** BEGIN **

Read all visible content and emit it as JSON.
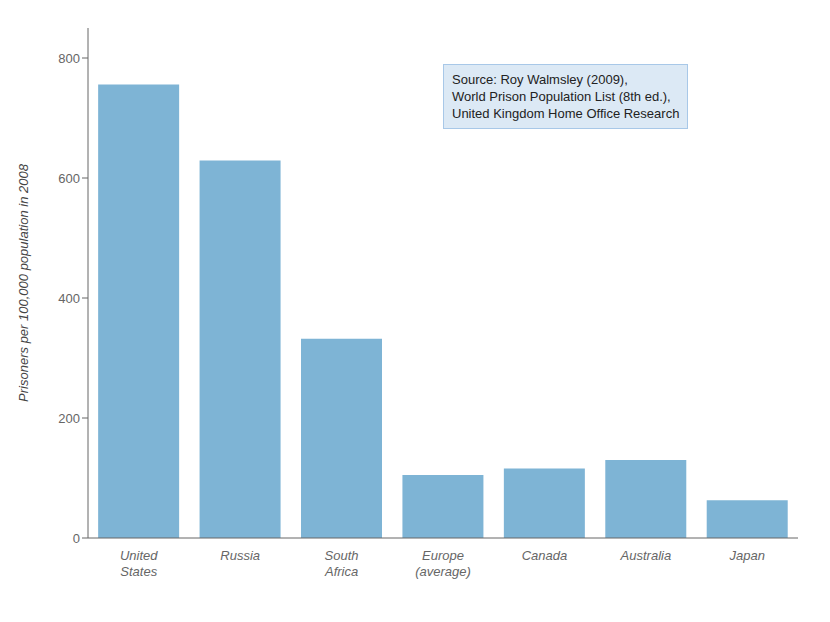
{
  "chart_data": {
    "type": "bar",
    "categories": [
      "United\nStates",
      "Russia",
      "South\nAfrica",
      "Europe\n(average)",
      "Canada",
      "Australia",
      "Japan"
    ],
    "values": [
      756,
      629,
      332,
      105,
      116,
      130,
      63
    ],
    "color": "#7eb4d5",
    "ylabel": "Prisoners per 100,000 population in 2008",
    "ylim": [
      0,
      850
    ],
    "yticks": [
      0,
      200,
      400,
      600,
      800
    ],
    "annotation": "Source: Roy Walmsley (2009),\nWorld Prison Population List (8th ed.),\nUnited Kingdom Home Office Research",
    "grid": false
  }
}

** END **

- **Request**
Reproduce the material word for word. Any pictures should be left out of the copy.

- **Solution to the exercise**
Read all visible content and emit it as JSON.
{
  "chart_data": {
    "type": "bar",
    "categories": [
      "United\nStates",
      "Russia",
      "South\nAfrica",
      "Europe\n(average)",
      "Canada",
      "Australia",
      "Japan"
    ],
    "values": [
      756,
      629,
      332,
      105,
      116,
      130,
      63
    ],
    "color": "#7eb4d5",
    "ylabel": "Prisoners per 100,000 population in 2008",
    "ylim": [
      0,
      850
    ],
    "yticks": [
      0,
      200,
      400,
      600,
      800
    ],
    "annotation": "Source: Roy Walmsley (2009),\nWorld Prison Population List (8th ed.),\nUnited Kingdom Home Office Research",
    "grid": false
  }
}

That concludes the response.